→ **TASK PROMPT**
Set down the full listing exactly, character for character.

━━━ RECORDS FOR THIS TASK

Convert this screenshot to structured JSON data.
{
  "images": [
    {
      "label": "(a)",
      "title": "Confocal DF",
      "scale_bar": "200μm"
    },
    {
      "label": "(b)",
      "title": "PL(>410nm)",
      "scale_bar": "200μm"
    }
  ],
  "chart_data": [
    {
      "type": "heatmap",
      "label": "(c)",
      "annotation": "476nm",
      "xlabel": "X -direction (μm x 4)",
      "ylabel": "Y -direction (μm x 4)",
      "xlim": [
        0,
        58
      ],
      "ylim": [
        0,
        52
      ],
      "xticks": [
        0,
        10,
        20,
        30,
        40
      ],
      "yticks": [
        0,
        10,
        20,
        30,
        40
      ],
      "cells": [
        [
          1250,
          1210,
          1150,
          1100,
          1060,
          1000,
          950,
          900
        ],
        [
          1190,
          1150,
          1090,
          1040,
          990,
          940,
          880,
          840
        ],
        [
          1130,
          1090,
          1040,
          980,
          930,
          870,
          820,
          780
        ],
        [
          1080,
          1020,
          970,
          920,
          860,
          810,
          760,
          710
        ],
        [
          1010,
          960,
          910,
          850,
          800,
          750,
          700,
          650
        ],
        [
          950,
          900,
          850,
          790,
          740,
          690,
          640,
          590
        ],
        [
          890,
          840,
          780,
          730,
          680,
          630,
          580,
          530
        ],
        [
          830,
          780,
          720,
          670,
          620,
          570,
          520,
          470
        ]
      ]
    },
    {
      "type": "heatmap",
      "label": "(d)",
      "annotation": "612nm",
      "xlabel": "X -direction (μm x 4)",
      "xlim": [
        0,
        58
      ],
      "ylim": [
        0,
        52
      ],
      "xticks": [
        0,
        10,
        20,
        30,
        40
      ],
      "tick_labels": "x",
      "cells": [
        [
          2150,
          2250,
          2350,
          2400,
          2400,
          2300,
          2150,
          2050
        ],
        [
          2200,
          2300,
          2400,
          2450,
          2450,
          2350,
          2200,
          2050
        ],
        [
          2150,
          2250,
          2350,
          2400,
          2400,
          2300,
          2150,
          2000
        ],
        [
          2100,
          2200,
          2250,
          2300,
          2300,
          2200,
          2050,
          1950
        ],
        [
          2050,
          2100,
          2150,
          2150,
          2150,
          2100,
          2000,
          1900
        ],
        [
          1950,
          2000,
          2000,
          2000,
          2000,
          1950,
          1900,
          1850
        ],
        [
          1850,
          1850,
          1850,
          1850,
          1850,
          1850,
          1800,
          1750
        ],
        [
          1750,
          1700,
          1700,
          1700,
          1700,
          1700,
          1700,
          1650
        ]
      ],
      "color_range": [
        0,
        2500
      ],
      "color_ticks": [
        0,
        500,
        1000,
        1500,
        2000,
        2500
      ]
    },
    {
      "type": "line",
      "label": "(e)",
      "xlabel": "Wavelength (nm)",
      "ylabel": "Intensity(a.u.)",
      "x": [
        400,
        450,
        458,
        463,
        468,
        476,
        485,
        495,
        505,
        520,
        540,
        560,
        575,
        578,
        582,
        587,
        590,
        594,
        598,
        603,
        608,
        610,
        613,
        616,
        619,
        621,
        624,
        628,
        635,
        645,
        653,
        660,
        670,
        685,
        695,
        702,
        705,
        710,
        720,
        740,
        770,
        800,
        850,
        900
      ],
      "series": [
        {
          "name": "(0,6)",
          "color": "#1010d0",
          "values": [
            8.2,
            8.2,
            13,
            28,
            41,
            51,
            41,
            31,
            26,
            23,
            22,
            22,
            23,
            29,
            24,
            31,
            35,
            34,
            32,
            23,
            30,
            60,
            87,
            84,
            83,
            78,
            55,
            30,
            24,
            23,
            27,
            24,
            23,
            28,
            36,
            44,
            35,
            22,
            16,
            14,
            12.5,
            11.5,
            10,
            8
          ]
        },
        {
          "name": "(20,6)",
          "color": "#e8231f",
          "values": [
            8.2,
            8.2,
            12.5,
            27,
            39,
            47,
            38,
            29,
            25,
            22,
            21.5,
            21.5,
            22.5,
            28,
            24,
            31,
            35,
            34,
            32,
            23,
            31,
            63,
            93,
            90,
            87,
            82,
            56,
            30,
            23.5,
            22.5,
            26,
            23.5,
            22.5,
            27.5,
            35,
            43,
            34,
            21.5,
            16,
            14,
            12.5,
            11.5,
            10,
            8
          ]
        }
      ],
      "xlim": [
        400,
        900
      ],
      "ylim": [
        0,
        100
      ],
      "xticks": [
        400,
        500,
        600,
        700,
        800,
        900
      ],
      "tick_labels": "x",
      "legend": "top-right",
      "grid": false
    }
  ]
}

━━━━━━

→ **FULL RESPONSE**
Convert this screenshot to structured JSON data.
{
  "images": [
    {
      "label": "(a)",
      "title": "Confocal DF",
      "scale_bar": "200μm"
    },
    {
      "label": "(b)",
      "title": "PL(>410nm)",
      "scale_bar": "200μm"
    }
  ],
  "chart_data": [
    {
      "type": "heatmap",
      "label": "(c)",
      "annotation": "476nm",
      "xlabel": "X -direction (μm x 4)",
      "ylabel": "Y -direction (μm x 4)",
      "xlim": [
        0,
        58
      ],
      "ylim": [
        0,
        52
      ],
      "xticks": [
        0,
        10,
        20,
        30,
        40
      ],
      "yticks": [
        0,
        10,
        20,
        30,
        40
      ],
      "cells": [
        [
          1250,
          1210,
          1150,
          1100,
          1060,
          1000,
          950,
          900
        ],
        [
          1190,
          1150,
          1090,
          1040,
          990,
          940,
          880,
          840
        ],
        [
          1130,
          1090,
          1040,
          980,
          930,
          870,
          820,
          780
        ],
        [
          1080,
          1020,
          970,
          920,
          860,
          810,
          760,
          710
        ],
        [
          1010,
          960,
          910,
          850,
          800,
          750,
          700,
          650
        ],
        [
          950,
          900,
          850,
          790,
          740,
          690,
          640,
          590
        ],
        [
          890,
          840,
          780,
          730,
          680,
          630,
          580,
          530
        ],
        [
          830,
          780,
          720,
          670,
          620,
          570,
          520,
          470
        ]
      ]
    },
    {
      "type": "heatmap",
      "label": "(d)",
      "annotation": "612nm",
      "xlabel": "X -direction (μm x 4)",
      "xlim": [
        0,
        58
      ],
      "ylim": [
        0,
        52
      ],
      "xticks": [
        0,
        10,
        20,
        30,
        40
      ],
      "tick_labels": "x",
      "cells": [
        [
          2150,
          2250,
          2350,
          2400,
          2400,
          2300,
          2150,
          2050
        ],
        [
          2200,
          2300,
          2400,
          2450,
          2450,
          2350,
          2200,
          2050
        ],
        [
          2150,
          2250,
          2350,
          2400,
          2400,
          2300,
          2150,
          2000
        ],
        [
          2100,
          2200,
          2250,
          2300,
          2300,
          2200,
          2050,
          1950
        ],
        [
          2050,
          2100,
          2150,
          2150,
          2150,
          2100,
          2000,
          1900
        ],
        [
          1950,
          2000,
          2000,
          2000,
          2000,
          1950,
          1900,
          1850
        ],
        [
          1850,
          1850,
          1850,
          1850,
          1850,
          1850,
          1800,
          1750
        ],
        [
          1750,
          1700,
          1700,
          1700,
          1700,
          1700,
          1700,
          1650
        ]
      ],
      "color_range": [
        0,
        2500
      ],
      "color_ticks": [
        0,
        500,
        1000,
        1500,
        2000,
        2500
      ]
    },
    {
      "type": "line",
      "label": "(e)",
      "xlabel": "Wavelength (nm)",
      "ylabel": "Intensity(a.u.)",
      "x": [
        400,
        450,
        458,
        463,
        468,
        476,
        485,
        495,
        505,
        520,
        540,
        560,
        575,
        578,
        582,
        587,
        590,
        594,
        598,
        603,
        608,
        610,
        613,
        616,
        619,
        621,
        624,
        628,
        635,
        645,
        653,
        660,
        670,
        685,
        695,
        702,
        705,
        710,
        720,
        740,
        770,
        800,
        850,
        900
      ],
      "series": [
        {
          "name": "(0,6)",
          "color": "#1010d0",
          "values": [
            8.2,
            8.2,
            13,
            28,
            41,
            51,
            41,
            31,
            26,
            23,
            22,
            22,
            23,
            29,
            24,
            31,
            35,
            34,
            32,
            23,
            30,
            60,
            87,
            84,
            83,
            78,
            55,
            30,
            24,
            23,
            27,
            24,
            23,
            28,
            36,
            44,
            35,
            22,
            16,
            14,
            12.5,
            11.5,
            10,
            8
          ]
        },
        {
          "name": "(20,6)",
          "color": "#e8231f",
          "values": [
            8.2,
            8.2,
            12.5,
            27,
            39,
            47,
            38,
            29,
            25,
            22,
            21.5,
            21.5,
            22.5,
            28,
            24,
            31,
            35,
            34,
            32,
            23,
            31,
            63,
            93,
            90,
            87,
            82,
            56,
            30,
            23.5,
            22.5,
            26,
            23.5,
            22.5,
            27.5,
            35,
            43,
            34,
            21.5,
            16,
            14,
            12.5,
            11.5,
            10,
            8
          ]
        }
      ],
      "xlim": [
        400,
        900
      ],
      "ylim": [
        0,
        100
      ],
      "xticks": [
        400,
        500,
        600,
        700,
        800,
        900
      ],
      "tick_labels": "x",
      "legend": "top-right",
      "grid": false
    }
  ]
}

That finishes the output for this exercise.